• DATASET
--- START ---
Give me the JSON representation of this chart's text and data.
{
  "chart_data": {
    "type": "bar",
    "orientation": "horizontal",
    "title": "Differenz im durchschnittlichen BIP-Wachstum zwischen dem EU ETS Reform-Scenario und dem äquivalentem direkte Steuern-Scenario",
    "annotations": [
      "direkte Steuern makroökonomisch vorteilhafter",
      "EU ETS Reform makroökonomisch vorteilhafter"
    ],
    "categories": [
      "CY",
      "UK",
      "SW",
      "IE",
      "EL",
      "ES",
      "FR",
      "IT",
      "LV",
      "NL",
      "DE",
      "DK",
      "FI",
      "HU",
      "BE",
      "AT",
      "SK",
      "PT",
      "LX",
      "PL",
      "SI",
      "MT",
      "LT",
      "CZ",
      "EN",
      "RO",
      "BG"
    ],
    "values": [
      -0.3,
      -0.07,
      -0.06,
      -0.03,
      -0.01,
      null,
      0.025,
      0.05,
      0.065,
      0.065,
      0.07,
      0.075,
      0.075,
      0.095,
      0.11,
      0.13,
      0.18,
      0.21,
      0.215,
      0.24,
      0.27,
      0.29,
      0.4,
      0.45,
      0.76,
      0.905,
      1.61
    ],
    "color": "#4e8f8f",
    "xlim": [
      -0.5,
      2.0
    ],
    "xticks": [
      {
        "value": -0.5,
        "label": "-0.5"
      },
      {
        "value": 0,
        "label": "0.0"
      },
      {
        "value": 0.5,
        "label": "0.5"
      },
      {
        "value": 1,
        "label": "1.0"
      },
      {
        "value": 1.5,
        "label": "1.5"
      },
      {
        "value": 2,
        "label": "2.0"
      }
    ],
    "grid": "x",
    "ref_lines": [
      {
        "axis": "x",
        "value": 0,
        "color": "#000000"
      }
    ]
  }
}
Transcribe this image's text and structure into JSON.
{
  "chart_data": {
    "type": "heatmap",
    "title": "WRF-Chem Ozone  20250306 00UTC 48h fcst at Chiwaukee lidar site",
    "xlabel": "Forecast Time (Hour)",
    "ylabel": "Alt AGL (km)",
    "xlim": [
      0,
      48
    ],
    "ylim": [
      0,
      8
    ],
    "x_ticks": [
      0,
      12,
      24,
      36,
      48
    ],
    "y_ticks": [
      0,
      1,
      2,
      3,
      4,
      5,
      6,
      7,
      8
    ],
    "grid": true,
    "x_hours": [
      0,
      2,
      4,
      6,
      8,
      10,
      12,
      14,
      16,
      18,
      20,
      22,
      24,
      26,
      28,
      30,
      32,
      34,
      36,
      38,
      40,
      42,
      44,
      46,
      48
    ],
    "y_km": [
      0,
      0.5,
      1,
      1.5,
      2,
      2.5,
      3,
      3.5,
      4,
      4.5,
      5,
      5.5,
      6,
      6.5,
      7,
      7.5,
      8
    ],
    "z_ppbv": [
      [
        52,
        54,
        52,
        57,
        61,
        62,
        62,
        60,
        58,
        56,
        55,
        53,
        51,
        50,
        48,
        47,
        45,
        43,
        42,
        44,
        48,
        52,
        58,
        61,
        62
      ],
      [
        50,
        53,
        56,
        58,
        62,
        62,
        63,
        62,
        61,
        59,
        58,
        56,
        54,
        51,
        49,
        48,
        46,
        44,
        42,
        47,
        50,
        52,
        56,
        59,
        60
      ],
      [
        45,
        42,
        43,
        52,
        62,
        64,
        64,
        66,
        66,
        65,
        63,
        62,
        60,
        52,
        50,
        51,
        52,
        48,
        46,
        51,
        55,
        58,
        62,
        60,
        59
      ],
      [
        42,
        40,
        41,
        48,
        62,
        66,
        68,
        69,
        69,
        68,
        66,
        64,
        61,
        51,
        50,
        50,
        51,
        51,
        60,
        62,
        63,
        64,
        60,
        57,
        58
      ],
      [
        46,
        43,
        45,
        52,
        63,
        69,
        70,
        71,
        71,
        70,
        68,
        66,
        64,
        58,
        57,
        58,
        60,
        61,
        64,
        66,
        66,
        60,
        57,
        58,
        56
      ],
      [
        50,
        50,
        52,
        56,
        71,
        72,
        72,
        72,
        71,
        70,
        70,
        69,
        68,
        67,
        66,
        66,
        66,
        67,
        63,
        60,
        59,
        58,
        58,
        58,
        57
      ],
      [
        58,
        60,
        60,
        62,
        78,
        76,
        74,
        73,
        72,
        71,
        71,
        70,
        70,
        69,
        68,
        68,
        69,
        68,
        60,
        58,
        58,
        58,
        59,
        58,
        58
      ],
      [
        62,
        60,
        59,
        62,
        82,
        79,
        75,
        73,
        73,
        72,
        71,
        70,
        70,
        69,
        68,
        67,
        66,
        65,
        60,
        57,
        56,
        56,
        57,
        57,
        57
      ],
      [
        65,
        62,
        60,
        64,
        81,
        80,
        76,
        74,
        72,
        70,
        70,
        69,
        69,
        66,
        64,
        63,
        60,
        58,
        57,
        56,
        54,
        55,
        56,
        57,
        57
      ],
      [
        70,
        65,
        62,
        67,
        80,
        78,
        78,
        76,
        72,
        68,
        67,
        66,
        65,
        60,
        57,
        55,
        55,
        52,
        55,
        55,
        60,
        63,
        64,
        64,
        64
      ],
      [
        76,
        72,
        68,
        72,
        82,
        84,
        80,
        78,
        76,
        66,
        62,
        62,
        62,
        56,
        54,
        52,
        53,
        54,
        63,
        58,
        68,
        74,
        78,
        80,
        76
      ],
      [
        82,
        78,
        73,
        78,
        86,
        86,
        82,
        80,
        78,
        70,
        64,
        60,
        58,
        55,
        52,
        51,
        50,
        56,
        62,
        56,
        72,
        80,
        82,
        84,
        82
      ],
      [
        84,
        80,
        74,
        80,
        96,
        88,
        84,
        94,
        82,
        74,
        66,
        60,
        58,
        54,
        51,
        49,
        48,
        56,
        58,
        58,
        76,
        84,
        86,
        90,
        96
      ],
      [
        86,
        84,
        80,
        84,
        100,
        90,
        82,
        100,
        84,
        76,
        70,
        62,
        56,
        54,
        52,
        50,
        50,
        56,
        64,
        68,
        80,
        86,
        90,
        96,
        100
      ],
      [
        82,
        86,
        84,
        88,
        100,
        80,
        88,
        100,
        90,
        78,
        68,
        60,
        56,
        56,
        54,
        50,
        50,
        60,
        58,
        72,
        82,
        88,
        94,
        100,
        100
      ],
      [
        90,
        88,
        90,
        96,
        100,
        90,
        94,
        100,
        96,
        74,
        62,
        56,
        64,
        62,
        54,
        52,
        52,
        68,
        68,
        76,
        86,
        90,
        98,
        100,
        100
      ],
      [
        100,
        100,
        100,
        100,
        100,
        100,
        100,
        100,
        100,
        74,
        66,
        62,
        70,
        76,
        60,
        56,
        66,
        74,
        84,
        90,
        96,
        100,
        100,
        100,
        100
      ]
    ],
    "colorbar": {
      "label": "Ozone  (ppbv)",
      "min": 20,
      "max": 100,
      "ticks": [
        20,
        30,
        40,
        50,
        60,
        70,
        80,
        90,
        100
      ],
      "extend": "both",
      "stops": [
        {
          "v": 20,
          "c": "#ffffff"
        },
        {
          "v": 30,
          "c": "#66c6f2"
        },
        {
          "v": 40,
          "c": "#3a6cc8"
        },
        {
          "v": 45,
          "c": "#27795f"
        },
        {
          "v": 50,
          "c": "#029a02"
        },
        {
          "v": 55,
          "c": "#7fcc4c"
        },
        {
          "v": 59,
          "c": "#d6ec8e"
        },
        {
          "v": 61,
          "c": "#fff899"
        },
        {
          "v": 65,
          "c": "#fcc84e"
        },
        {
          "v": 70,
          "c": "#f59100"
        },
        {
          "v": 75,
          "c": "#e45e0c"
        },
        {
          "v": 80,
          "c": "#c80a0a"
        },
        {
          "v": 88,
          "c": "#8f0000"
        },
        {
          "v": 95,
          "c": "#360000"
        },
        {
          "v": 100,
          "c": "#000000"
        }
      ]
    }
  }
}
--- END ---
• WHAT YOU ARE ASKED TO DO
Copy each line of the records that contains the word "Ozone".

• RESULT FOR THIS TASK
    "title": "WRF-Chem Ozone  20250306 00UTC 48h fcst at Chiwaukee lidar site",
      "label": "Ozone  (ppbv)",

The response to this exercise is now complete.